# WORK REQUIRED
Reproduce each line of the following data verbatim, with no alteration.

-------- DATA SHOWN --------

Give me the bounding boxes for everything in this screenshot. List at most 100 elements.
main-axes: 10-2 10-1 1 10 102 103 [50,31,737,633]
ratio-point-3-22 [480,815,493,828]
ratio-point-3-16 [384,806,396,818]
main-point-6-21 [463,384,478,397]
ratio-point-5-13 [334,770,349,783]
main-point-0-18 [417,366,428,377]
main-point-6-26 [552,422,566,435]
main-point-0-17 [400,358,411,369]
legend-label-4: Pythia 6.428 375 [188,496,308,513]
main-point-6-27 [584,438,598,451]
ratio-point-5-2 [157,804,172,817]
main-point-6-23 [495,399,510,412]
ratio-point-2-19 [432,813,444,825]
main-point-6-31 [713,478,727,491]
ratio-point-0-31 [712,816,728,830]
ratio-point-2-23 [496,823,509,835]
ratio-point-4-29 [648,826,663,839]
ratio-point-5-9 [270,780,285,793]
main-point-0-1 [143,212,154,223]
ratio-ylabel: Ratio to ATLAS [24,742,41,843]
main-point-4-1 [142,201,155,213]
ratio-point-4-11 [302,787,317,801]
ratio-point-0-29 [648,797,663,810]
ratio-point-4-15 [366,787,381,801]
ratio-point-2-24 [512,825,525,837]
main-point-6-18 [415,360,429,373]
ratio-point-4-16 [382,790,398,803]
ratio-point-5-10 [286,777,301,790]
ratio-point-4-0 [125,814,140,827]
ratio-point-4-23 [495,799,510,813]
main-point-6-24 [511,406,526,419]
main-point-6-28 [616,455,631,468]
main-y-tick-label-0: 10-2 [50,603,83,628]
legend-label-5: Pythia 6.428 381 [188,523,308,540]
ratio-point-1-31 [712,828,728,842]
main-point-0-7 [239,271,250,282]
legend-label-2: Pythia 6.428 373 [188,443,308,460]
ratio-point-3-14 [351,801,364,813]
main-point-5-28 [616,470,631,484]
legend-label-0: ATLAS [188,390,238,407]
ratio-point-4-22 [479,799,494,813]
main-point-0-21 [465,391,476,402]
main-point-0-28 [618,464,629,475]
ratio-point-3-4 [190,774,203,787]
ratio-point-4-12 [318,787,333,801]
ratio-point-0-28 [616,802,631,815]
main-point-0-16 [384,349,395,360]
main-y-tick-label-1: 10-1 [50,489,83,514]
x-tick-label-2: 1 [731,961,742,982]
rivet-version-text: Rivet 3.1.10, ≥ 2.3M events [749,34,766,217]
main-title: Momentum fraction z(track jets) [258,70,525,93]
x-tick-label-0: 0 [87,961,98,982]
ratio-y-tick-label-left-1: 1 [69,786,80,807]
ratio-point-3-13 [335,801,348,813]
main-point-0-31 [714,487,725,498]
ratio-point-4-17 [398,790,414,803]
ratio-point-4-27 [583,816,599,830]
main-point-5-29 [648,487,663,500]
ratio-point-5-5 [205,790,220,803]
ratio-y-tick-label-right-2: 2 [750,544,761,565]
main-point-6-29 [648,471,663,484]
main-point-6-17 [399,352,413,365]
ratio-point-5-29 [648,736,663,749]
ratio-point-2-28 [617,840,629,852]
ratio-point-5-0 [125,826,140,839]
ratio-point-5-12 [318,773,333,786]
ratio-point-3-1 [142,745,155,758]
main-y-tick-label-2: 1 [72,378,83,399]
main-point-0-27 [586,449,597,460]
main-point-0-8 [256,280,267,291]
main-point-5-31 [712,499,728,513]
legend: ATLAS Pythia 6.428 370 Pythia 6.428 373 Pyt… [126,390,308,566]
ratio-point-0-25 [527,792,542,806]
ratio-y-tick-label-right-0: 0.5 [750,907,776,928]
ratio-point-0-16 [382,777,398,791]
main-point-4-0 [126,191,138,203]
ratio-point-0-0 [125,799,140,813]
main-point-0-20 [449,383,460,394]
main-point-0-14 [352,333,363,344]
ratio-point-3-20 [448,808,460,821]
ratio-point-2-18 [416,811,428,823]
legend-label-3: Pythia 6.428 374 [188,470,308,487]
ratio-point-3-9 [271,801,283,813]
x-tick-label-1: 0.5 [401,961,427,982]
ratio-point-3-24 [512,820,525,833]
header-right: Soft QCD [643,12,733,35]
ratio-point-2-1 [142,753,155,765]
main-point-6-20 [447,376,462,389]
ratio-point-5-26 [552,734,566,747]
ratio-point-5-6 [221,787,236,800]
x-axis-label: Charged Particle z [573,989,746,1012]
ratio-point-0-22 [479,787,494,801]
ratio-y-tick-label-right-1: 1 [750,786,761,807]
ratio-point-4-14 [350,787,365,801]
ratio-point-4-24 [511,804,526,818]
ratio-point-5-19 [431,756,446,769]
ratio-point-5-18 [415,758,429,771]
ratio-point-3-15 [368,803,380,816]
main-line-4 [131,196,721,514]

--------

# CORRECT ANSWER
Give me the bounding boxes for everything in this screenshot. List at most 100 elements.
main-axes: 10-2 10-1 1 10 102 103 [50,31,737,633]
ratio-point-3-22 [480,815,493,828]
ratio-point-3-16 [384,806,396,818]
main-point-6-21 [463,384,478,397]
ratio-point-5-13 [334,770,349,783]
main-point-0-18 [417,366,428,377]
main-point-6-26 [552,422,566,435]
main-point-0-17 [400,358,411,369]
legend-label-4: Pythia 6.428 375 [188,496,308,513]
main-point-6-27 [584,438,598,451]
ratio-point-5-2 [157,804,172,817]
main-point-6-23 [495,399,510,412]
ratio-point-2-19 [432,813,444,825]
main-point-6-31 [713,478,727,491]
ratio-point-0-31 [712,816,728,830]
ratio-point-2-23 [496,823,509,835]
ratio-point-4-29 [648,826,663,839]
ratio-point-5-9 [270,780,285,793]
main-point-0-1 [143,212,154,223]
ratio-ylabel: Ratio to ATLAS [24,742,41,843]
main-point-4-1 [142,201,155,213]
ratio-point-4-11 [302,787,317,801]
ratio-point-0-29 [648,797,663,810]
ratio-point-4-15 [366,787,381,801]
ratio-point-2-24 [512,825,525,837]
main-point-6-18 [415,360,429,373]
ratio-point-4-16 [382,790,398,803]
ratio-point-5-10 [286,777,301,790]
ratio-point-4-0 [125,814,140,827]
ratio-point-4-23 [495,799,510,813]
main-point-6-24 [511,406,526,419]
main-point-6-28 [616,455,631,468]
main-y-tick-label-0: 10-2 [50,603,83,628]
legend-label-5: Pythia 6.428 381 [188,523,308,540]
ratio-point-1-31 [712,828,728,842]
main-point-0-7 [239,271,250,282]
legend-label-2: Pythia 6.428 373 [188,443,308,460]
ratio-point-3-14 [351,801,364,813]
main-point-5-28 [616,470,631,484]
legend-label-0: ATLAS [188,390,238,407]
ratio-point-4-22 [479,799,494,813]
main-point-0-21 [465,391,476,402]
main-point-0-28 [618,464,629,475]
ratio-point-3-4 [190,774,203,787]
ratio-point-4-12 [318,787,333,801]
ratio-point-0-28 [616,802,631,815]
main-point-0-16 [384,349,395,360]
main-y-tick-label-1: 10-1 [50,489,83,514]
x-tick-label-2: 1 [731,961,742,982]
rivet-version-text: Rivet 3.1.10, ≥ 2.3M events [749,34,766,217]
main-title: Momentum fraction z(track jets) [258,70,525,93]
x-tick-label-0: 0 [87,961,98,982]
ratio-y-tick-label-left-1: 1 [69,786,80,807]
ratio-point-3-13 [335,801,348,813]
main-point-0-31 [714,487,725,498]
ratio-point-4-17 [398,790,414,803]
ratio-point-4-27 [583,816,599,830]
main-point-5-29 [648,487,663,500]
ratio-point-5-5 [205,790,220,803]
ratio-y-tick-label-right-2: 2 [750,544,761,565]
main-point-6-29 [648,471,663,484]
main-point-6-17 [399,352,413,365]
ratio-point-5-29 [648,736,663,749]
ratio-point-2-28 [617,840,629,852]
ratio-point-5-0 [125,826,140,839]
ratio-point-5-12 [318,773,333,786]
ratio-point-3-1 [142,745,155,758]
main-y-tick-label-2: 1 [72,378,83,399]
main-point-0-27 [586,449,597,460]
main-point-0-8 [256,280,267,291]
main-point-5-31 [712,499,728,513]
legend: ATLAS Pythia 6.428 370 Pythia 6.428 373 Pyt… [126,390,308,566]
ratio-point-0-25 [527,792,542,806]
ratio-y-tick-label-right-0: 0.5 [750,907,776,928]
ratio-point-0-16 [382,777,398,791]
main-point-4-0 [126,191,138,203]
ratio-point-0-0 [125,799,140,813]
main-point-0-20 [449,383,460,394]
main-point-0-14 [352,333,363,344]
ratio-point-3-20 [448,808,460,821]
ratio-point-2-18 [416,811,428,823]
legend-label-3: Pythia 6.428 374 [188,470,308,487]
ratio-point-3-9 [271,801,283,813]
x-tick-label-1: 0.5 [401,961,427,982]
ratio-point-3-24 [512,820,525,833]
header-right: Soft QCD [643,12,733,35]
ratio-point-2-1 [142,753,155,765]
main-point-6-20 [447,376,462,389]
ratio-point-5-26 [552,734,566,747]
ratio-point-5-6 [221,787,236,800]
x-axis-label: Charged Particle z [573,989,746,1012]
ratio-point-0-22 [479,787,494,801]
ratio-y-tick-label-right-1: 1 [750,786,761,807]
ratio-point-4-14 [350,787,365,801]
ratio-point-4-24 [511,804,526,818]
ratio-point-5-19 [431,756,446,769]
ratio-point-5-18 [415,758,429,771]
ratio-point-3-15 [368,803,380,816]
main-line-4 [131,196,721,514]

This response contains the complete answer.